Using the material below, copy every line where "each" appears.

------ Data for this exercise ------

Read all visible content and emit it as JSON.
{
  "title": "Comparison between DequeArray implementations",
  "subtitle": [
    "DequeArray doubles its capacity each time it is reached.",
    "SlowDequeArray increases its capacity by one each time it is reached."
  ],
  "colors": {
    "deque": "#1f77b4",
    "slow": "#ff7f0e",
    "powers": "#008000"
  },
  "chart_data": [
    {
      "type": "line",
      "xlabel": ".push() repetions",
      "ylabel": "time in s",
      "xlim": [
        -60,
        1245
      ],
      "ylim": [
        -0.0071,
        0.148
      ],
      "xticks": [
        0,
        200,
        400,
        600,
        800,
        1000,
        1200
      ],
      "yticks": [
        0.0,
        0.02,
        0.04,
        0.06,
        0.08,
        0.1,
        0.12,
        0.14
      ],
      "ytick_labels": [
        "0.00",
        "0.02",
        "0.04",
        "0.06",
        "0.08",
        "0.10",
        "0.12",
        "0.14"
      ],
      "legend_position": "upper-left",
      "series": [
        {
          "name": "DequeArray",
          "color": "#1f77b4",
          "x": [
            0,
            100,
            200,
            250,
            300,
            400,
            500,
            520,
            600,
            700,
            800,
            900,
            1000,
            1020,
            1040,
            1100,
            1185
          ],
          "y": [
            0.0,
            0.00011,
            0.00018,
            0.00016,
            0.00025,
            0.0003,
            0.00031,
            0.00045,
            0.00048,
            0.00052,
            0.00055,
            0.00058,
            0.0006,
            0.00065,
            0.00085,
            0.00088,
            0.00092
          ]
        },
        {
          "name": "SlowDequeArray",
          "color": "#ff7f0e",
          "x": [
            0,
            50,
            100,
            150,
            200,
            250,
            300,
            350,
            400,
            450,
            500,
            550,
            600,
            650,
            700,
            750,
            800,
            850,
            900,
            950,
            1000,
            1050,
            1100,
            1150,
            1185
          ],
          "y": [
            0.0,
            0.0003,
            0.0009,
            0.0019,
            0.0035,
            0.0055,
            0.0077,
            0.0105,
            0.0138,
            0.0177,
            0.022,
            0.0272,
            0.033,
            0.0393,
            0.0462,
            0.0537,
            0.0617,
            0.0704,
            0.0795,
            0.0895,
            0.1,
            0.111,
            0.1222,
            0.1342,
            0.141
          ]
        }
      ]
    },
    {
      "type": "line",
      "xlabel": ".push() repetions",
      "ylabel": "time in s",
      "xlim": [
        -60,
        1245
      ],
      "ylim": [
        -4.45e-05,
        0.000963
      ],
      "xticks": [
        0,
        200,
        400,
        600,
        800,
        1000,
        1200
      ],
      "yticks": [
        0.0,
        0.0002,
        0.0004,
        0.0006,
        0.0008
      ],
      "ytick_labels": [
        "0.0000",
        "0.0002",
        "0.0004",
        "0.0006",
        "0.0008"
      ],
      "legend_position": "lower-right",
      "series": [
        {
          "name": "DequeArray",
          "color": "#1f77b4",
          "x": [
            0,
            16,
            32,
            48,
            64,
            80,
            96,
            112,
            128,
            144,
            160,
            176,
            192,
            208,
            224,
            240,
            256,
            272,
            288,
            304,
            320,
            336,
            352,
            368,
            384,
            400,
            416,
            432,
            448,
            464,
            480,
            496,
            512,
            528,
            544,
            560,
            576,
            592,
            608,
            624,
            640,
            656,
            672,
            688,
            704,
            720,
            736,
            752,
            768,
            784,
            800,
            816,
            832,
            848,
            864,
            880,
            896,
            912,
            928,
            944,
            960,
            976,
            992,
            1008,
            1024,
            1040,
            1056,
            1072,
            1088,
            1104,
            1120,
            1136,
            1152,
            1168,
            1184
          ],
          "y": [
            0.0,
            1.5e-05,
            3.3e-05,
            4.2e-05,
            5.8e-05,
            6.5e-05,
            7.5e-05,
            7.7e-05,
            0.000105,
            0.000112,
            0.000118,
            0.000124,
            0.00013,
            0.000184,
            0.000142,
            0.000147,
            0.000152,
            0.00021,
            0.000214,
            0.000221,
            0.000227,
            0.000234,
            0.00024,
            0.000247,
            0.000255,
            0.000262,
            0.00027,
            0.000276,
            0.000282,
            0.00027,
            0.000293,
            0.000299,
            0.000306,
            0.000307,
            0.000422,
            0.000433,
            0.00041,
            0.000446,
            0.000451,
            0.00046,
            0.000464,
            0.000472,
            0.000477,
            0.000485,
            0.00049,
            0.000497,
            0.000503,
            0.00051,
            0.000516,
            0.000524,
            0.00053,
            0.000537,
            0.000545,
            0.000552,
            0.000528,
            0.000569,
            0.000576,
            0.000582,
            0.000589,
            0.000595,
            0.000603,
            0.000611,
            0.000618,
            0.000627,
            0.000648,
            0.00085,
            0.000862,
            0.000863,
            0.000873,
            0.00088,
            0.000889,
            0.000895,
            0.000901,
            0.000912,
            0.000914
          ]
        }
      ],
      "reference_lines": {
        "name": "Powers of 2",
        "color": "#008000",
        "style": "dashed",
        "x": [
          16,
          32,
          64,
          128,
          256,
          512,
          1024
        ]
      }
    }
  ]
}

------

## Result for this task
    "DequeArray doubles its capacity each time it is reached.",
    "SlowDequeArray increases its capacity by one each time it is reached."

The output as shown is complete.